Reply with one number only: the count of lines below that contain the word "JSON".

- GIVEN DATA:

╔══

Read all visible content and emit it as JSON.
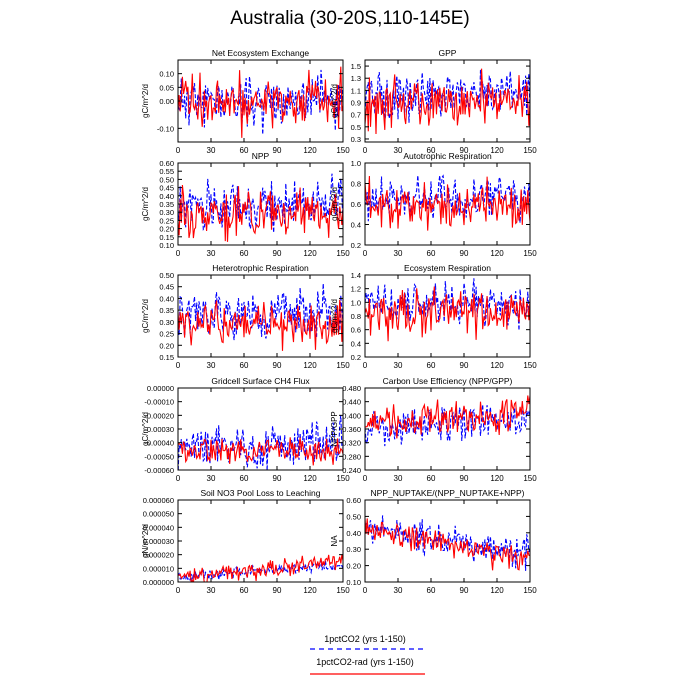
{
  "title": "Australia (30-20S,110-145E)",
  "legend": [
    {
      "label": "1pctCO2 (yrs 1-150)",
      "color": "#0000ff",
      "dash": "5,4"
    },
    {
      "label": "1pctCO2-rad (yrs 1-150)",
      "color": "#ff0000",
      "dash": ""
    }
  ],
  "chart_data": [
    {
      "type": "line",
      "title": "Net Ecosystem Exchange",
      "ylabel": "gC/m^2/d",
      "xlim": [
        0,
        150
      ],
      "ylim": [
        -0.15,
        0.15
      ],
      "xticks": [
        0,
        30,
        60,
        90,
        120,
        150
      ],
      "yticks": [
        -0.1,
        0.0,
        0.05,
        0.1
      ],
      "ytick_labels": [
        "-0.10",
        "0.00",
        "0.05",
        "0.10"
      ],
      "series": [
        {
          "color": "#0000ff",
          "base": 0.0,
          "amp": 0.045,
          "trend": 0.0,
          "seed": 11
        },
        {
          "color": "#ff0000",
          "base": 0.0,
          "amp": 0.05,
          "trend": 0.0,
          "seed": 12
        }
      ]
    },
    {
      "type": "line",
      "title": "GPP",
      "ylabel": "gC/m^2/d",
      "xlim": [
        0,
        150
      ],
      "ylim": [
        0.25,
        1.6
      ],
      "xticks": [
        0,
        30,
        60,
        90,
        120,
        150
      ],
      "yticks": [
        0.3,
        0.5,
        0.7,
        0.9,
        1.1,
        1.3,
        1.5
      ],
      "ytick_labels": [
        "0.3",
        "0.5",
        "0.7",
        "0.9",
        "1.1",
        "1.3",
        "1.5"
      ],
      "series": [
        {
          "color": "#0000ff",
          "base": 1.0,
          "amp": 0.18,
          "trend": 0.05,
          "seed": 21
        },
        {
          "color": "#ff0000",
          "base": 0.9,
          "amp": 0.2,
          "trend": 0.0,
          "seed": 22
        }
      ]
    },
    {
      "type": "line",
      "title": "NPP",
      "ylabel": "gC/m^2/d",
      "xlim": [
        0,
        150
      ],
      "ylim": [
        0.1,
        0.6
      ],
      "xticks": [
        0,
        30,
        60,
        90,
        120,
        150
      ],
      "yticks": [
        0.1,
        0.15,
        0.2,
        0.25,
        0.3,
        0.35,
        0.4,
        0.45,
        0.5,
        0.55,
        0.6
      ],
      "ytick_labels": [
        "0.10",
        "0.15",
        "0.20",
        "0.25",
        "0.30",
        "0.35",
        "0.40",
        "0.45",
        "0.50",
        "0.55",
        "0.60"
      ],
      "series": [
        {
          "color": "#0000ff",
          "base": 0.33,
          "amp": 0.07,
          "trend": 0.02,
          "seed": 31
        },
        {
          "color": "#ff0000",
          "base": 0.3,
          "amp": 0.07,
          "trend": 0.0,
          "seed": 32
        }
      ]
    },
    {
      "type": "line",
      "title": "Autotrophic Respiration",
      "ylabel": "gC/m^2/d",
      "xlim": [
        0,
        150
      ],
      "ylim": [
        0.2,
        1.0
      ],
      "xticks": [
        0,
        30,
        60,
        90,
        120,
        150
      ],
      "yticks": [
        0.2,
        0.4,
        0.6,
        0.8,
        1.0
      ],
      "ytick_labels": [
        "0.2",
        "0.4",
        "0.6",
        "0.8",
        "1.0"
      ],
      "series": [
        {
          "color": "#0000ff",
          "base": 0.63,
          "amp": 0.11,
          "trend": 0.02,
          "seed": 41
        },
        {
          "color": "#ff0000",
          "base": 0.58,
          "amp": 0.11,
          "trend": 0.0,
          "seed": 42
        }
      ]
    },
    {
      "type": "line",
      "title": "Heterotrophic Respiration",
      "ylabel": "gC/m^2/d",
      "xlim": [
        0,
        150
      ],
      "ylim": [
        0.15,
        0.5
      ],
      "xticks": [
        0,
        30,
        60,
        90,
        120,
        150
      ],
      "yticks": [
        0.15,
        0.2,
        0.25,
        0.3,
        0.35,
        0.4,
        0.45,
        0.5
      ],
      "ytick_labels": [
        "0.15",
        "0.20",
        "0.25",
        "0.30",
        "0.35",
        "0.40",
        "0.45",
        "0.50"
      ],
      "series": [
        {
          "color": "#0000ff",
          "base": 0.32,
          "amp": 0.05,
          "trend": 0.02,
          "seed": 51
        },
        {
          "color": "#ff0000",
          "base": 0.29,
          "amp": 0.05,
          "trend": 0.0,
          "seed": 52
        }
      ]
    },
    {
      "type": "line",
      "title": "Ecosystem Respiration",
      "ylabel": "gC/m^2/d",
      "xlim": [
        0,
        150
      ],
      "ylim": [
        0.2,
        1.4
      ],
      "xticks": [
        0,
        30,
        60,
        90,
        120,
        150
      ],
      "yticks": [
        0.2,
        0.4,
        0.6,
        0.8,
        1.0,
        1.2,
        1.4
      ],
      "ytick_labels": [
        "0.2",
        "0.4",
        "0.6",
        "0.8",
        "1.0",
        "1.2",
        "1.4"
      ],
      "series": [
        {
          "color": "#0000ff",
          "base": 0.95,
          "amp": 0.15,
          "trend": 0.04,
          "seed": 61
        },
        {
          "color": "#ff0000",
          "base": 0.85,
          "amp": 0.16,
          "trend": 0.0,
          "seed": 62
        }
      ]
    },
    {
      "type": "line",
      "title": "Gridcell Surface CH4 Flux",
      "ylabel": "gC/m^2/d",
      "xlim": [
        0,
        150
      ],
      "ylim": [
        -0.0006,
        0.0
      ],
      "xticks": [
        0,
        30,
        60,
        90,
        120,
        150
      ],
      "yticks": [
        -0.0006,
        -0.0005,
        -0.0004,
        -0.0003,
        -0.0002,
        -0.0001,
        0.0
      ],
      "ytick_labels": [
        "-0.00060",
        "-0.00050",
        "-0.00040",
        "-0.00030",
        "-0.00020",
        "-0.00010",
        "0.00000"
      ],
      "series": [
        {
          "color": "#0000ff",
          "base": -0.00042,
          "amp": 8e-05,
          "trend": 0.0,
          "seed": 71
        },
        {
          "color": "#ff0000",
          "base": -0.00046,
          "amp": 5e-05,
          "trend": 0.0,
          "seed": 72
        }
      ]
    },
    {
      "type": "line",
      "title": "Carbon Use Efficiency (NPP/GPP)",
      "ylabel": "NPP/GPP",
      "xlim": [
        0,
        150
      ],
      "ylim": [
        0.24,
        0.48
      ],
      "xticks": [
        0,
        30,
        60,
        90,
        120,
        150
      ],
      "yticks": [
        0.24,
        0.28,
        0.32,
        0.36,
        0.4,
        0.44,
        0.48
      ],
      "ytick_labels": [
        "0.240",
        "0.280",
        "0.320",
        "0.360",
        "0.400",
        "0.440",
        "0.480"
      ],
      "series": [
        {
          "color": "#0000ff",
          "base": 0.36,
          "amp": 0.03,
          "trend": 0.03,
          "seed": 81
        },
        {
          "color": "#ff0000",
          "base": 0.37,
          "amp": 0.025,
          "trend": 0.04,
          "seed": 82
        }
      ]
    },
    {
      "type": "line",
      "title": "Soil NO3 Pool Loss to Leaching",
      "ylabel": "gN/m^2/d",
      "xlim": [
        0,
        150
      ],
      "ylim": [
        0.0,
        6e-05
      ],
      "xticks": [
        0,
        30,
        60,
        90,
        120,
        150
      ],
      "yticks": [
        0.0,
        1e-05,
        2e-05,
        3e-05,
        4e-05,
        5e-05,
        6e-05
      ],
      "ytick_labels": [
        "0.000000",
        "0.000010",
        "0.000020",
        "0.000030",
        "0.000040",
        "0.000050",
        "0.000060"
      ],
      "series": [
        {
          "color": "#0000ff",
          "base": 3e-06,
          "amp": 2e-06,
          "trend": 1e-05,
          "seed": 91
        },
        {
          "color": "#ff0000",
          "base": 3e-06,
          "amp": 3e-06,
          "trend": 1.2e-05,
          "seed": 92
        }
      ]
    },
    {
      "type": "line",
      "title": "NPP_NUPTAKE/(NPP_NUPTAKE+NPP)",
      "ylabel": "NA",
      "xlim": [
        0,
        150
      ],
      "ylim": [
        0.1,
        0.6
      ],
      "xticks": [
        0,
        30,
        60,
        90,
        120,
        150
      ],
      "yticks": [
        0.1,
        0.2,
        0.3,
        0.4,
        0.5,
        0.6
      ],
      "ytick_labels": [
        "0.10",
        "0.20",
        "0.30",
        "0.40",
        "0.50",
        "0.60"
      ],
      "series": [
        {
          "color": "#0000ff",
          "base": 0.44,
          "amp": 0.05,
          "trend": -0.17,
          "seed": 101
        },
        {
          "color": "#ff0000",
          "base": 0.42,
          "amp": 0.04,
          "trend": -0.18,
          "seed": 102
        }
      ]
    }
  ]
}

╚══
╔══

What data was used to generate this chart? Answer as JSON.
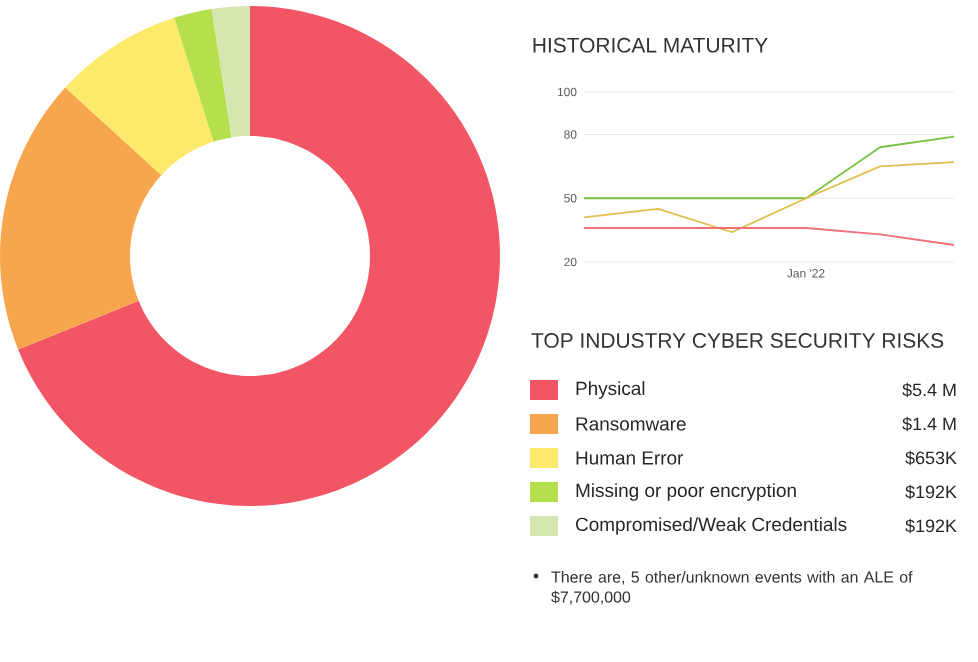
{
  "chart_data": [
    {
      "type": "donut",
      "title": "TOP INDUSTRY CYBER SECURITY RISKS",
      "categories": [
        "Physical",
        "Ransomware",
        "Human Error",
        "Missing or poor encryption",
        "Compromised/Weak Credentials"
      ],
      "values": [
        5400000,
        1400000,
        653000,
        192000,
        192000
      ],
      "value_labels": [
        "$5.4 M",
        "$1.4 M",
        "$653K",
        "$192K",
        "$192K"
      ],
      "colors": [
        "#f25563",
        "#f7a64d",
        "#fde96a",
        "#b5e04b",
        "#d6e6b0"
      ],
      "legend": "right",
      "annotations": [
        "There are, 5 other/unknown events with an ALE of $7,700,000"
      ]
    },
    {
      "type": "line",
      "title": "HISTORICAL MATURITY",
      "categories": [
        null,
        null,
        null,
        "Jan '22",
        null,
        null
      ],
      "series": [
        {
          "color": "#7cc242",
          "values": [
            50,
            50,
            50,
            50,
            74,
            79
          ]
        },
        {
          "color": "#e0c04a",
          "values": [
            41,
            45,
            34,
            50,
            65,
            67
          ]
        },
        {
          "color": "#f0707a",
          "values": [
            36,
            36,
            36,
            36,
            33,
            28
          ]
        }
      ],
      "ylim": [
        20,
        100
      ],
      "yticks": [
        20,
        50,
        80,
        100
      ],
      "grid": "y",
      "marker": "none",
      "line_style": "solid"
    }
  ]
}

╚══

- ANSWER TO THE TASK: 2